▶ **Problem A**: In the memory parity template text, what worst-case "soft" error rate did Engineering calculate for a 32MB system?
▶ **Problem B**: Rewrite the part of the memory error template thread that opens with the words "Memory systems are" and closes with "#, further action may be required by DIGITAL on your behalf.", putting "practical" in place of "convenient".

▶ **Text provided**:

>>>>>

| From: NICES::ROBB 9-DEC-1994 13:15:24.37
To: KERNEL::ADAMS
CC:
Subj: memory parity template
Dear Customer,
Your system has experienced a single bit memory error at the following address
(extracted from your errorlog)
PHYSICAL ADDR
This is normal on your system and, providing the error does not return at
the same address, is nothing to worry about. If it should return, please log
another call, when we will investigate futher.
I have included a full explanation below.
Regards,
All DRAM memory systems (as used throughout the computer
industry) are subject to experiencing "soft" errors. A
"soft" error is defined as one that has occurred when a
stored bit within a DRAM cell flips its previously stored
polarity; it is corrected by rewriting the erroneous bit,
and subsequent accesses to that DRAM cell return the correct
stored data.
Because this system uses parity protected memory, it can detect
but not correct the occasional DRAM "soft" error. In the VMS
operating system, depending on IPL and mode, the occurrence of a
detected memory parity error may result in image abort, process
deletion or a system crash. Normal system operation is returned
by rebooting the machine.
Memory system DRAM "soft" failure rates increase with the number
of DRAM chips used. For a given size DRAM chip, a 32MB memory
system will experience a higher "soft" failure rate than a 4MB
memory system. Engineering has calculated acceptable "soft"
error rates which could range (worst case) from one every 72
days for a 4MB system to one every 45 days for a 32MB system.
The strategy for determining "hard" memory errors requires
iterative analysis of errorlog entries and/or crashdumps
produced by parity error machine checks. Should analysis produce
a consistent failure footprint (consistent failing address after
system reboots), then that error should be deemed "hard".
|
| Ken, I think your template is a bit long how about:-
Dear Customer,
A call has been automatically logged with the Customer Support Centre for
SYSTEM ......, NODE ........ Analysis shows that Memory Array #..,
has been logging CORRECTABLE READ DATA errors (CRD's) for Bit #...
The system is designed to expect occasional single bit errors, and the memory
controller will correct the data before allowing it to be used.
The recommended action is to reboot the system when this is convenient. Should
the same errors occur after the reboot i.e. CRD's with the same Array #/Bit #,
then further action may be required by DIGITAL on your behalf.
Regards,
|
|
Dear 'Customer',
Your 'sys-type', NODE 'nodename' reports that Memory Array #..,
has been logging CORRECTABLE READ DATA errors (CRD's) for Bit #...
Memory systems are designed to expect single bit errors, and the memory
controller will correct the data before allowing it to be used. This is the
normal, expected behaviour.
The recommended action is to reboot the system, when convenient.
Should the same errors occur after the reboot i.e. CRD's with the same
Array #/Bit #, further action may be required by DIGITAL on your behalf.
As no action is required from Digital, for this call, it will now be closed.
Regards
|

<<<<<

▶ **Listed records**:

>>>>>

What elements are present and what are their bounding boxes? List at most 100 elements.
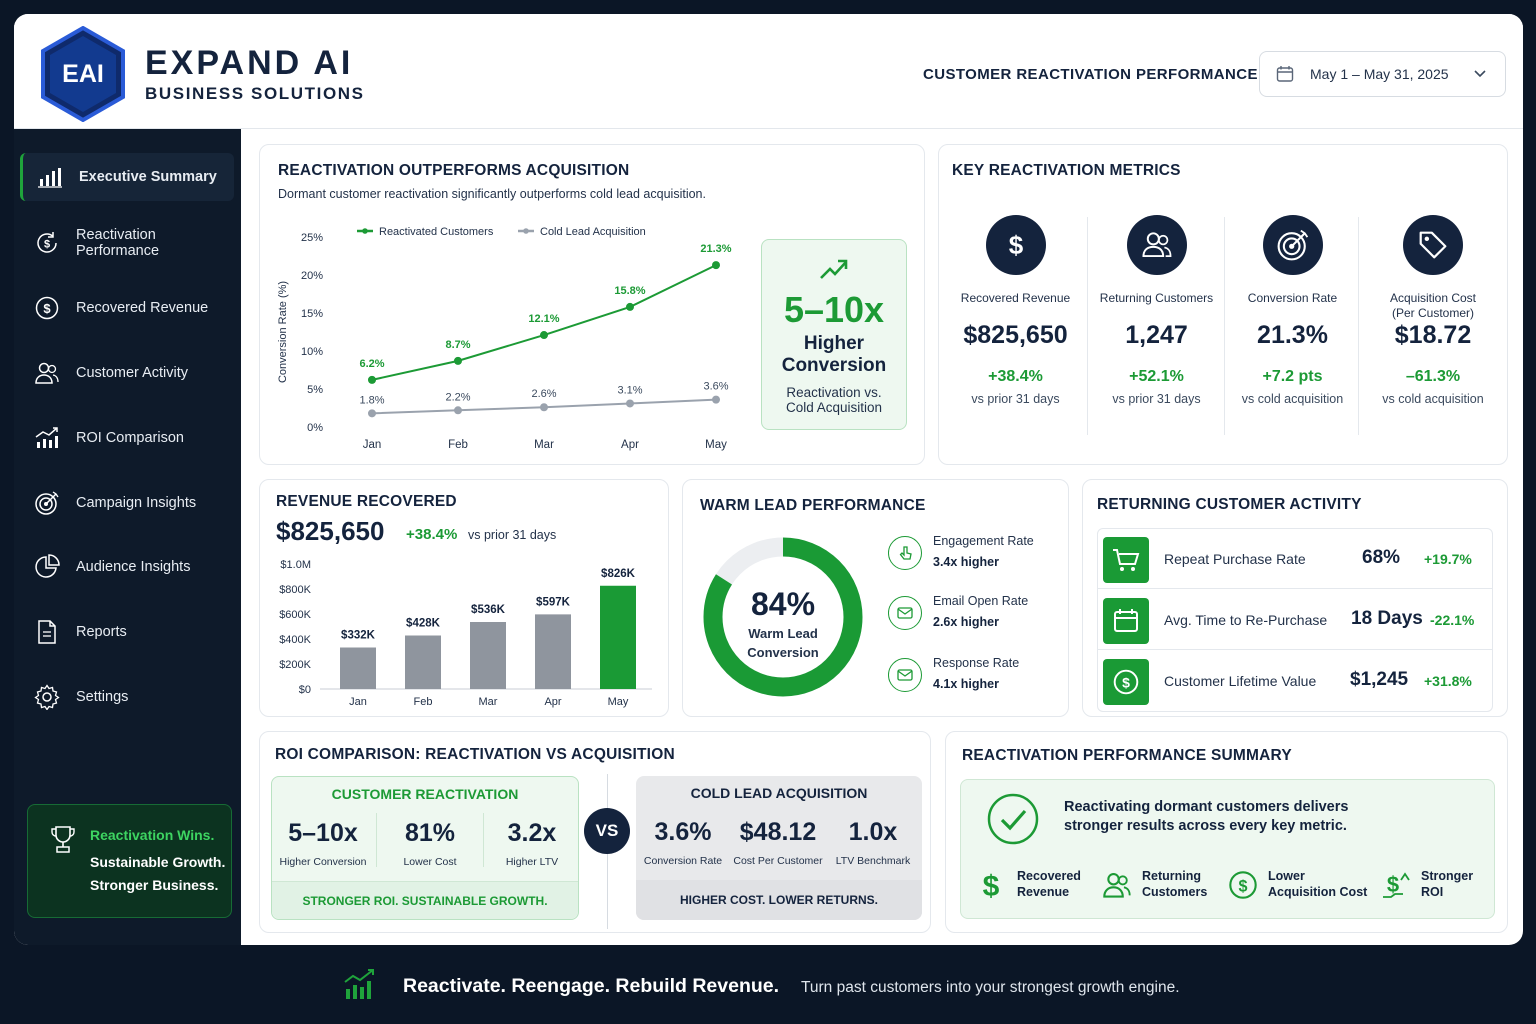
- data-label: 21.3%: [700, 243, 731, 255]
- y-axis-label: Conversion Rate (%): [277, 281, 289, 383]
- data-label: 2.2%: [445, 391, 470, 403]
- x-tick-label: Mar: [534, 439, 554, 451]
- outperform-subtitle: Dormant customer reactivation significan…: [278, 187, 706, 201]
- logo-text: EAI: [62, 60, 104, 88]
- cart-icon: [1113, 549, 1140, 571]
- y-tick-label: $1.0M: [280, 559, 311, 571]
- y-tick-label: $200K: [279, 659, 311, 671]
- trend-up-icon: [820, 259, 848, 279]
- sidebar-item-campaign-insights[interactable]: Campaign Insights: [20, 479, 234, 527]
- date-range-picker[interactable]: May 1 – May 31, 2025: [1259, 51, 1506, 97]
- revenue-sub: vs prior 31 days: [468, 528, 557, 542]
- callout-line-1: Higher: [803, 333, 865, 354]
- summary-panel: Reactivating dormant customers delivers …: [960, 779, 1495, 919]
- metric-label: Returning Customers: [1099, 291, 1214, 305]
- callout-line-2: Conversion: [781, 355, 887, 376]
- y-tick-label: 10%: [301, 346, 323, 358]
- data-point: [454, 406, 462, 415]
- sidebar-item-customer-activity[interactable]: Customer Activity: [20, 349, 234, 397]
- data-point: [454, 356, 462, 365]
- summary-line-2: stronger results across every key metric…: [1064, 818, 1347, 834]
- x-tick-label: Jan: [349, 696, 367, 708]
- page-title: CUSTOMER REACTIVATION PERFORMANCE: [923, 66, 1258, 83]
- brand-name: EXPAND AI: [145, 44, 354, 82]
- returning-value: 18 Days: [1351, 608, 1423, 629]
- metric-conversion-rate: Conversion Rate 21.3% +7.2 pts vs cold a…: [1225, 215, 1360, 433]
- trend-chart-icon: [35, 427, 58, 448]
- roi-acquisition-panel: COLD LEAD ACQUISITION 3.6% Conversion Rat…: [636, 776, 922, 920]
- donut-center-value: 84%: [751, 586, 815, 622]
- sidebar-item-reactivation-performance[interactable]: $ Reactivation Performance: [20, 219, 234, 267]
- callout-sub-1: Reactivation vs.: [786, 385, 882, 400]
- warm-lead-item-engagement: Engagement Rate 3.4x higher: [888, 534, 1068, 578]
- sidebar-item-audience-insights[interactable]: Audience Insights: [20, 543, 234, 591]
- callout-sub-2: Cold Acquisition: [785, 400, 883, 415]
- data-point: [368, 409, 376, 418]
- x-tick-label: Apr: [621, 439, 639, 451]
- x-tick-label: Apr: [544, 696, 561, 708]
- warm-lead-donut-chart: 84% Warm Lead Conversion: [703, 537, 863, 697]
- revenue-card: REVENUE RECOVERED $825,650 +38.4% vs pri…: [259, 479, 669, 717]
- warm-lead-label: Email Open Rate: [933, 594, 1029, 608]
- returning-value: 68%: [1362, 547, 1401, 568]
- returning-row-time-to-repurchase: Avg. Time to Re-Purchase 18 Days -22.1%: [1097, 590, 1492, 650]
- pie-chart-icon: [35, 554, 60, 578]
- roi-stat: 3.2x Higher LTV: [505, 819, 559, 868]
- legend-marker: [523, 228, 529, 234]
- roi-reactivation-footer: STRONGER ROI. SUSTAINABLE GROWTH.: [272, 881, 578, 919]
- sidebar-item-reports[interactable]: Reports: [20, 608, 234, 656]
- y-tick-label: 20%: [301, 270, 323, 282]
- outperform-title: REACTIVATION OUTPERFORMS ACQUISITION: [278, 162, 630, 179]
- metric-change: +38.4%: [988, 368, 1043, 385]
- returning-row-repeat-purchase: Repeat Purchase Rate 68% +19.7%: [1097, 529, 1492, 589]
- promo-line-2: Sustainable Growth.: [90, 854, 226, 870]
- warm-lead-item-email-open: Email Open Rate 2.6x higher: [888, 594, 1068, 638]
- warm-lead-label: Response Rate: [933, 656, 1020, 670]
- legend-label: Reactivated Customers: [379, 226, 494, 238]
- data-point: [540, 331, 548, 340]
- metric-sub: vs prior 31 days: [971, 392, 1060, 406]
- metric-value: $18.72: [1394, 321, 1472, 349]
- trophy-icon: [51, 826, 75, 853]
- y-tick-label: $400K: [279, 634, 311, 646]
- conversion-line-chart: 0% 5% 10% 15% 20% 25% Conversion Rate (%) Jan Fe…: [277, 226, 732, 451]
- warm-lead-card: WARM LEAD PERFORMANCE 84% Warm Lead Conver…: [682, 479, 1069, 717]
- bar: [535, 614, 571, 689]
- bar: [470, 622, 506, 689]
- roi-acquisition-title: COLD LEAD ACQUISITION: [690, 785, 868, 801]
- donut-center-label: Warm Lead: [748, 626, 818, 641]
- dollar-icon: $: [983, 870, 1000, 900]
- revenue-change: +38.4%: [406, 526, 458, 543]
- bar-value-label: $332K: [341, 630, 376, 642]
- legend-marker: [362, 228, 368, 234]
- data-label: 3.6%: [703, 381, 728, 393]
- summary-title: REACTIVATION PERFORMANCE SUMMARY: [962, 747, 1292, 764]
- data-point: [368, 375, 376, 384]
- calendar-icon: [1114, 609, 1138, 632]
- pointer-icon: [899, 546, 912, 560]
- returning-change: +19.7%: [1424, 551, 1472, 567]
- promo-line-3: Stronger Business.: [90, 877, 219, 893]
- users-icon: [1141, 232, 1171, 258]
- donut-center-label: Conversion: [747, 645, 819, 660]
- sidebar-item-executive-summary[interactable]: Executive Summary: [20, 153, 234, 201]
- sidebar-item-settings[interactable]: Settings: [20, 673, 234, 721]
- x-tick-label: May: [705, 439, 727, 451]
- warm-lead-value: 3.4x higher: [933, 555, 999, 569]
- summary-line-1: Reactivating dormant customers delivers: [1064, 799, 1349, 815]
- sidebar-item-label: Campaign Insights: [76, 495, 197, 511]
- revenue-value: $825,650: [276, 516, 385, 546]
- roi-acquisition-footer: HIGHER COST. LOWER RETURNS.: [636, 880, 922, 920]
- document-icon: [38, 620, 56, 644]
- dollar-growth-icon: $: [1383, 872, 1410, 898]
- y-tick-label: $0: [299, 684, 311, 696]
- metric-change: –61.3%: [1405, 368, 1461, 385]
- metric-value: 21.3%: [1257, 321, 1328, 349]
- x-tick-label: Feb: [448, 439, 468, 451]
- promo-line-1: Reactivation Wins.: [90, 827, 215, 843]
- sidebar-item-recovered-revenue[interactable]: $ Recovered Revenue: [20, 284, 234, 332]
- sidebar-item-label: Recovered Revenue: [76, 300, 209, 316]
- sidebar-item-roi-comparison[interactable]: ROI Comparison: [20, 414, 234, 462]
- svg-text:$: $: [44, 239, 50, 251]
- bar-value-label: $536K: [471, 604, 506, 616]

<<<<<

▶ **Final answer A**: One every 45 days.

▶ **Final answer B**:
Memory systems are designed to expect single bit errors, and the memory
controller will correct the data before allowing it to be used. This is the
normal, expected behaviour.
The recommended action is to reboot the system, when practical.
Should the same errors occur after the reboot i.e. CRD's with the same
Array #/Bit #, further action may be required by DIGITAL on your behalf.